═══ GIVEN DATA ═══

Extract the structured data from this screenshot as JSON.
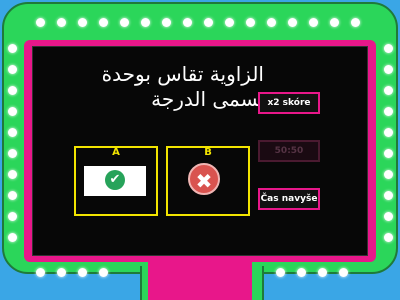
{
  "question": {
    "text": "الزاوية تقاس بوحدة تسمى الدرجة"
  },
  "answers": [
    {
      "letter": "A",
      "mark": "✔",
      "icon": "check-icon"
    },
    {
      "letter": "B",
      "mark": "✖",
      "icon": "x-icon"
    }
  ],
  "powerups": {
    "double_score": "x2 skóre",
    "fifty_fifty": "50:50",
    "more_time": "Čas navyše"
  },
  "colors": {
    "frame_green": "#2bd65a",
    "frame_pink": "#e8178a",
    "answer_border": "#f2e400",
    "background": "#3aa6e6"
  }
}
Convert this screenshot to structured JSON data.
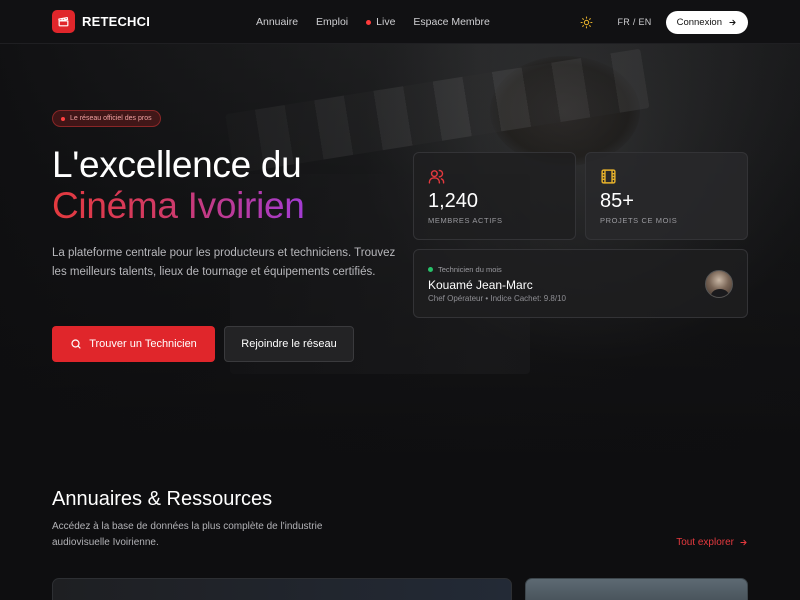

═══

● REQUIREMENTS:
Pictures are to be left out; the records above must be repeated word for word.

● RIGHT ANSWER:
Extract the structured data from this screenshot as JSON.
{
  "question": {
    "text": "الزاوية تقاس بوحدة تسمى الدرجة"
  },
  "answers": [
    {
      "letter": "A",
      "mark": "✔",
      "icon": "check-icon"
    },
    {
      "letter": "B",
      "mark": "✖",
      "icon": "x-icon"
    }
  ],
  "powerups": {
    "double_score": "x2 skóre",
    "fifty_fifty": "50:50",
    "more_time": "Čas navyše"
  },
  "colors": {
    "frame_green": "#2bd65a",
    "frame_pink": "#e8178a",
    "answer_border": "#f2e400",
    "background": "#3aa6e6"
  }
}
Convert this screenshot to structured JSON data.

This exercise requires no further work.